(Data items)
--------------------------------------------------
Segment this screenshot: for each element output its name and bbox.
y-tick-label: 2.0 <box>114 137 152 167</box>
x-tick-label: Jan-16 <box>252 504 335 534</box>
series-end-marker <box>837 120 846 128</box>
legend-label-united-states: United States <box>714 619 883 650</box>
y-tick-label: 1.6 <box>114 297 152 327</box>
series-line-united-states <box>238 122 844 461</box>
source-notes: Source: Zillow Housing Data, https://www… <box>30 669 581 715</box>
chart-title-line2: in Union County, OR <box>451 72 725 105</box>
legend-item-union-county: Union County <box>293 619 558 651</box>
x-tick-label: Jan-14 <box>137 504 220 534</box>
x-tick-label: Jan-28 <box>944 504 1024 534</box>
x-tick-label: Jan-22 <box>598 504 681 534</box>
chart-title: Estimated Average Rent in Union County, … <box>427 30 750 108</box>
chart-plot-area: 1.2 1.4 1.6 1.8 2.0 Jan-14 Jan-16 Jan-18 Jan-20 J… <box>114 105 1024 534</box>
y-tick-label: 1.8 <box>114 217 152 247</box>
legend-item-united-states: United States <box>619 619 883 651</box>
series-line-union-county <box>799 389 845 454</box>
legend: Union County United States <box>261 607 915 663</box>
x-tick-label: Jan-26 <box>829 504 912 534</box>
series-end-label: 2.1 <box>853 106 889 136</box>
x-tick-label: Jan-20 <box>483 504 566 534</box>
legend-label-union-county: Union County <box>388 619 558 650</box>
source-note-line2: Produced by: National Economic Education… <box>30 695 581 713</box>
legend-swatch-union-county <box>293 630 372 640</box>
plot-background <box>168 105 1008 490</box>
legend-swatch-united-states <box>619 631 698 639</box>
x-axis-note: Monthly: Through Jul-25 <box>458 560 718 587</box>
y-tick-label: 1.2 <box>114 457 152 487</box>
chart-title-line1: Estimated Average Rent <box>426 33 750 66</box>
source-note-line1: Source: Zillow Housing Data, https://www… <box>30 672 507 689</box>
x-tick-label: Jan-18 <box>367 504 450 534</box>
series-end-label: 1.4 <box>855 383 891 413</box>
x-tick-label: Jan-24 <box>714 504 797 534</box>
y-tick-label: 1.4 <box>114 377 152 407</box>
--------------------------------------------------
» **Stated exercise**: Count the lines in the listing above that contain the string "title", matching case exactly, and give only the number.

» **Final result**: 3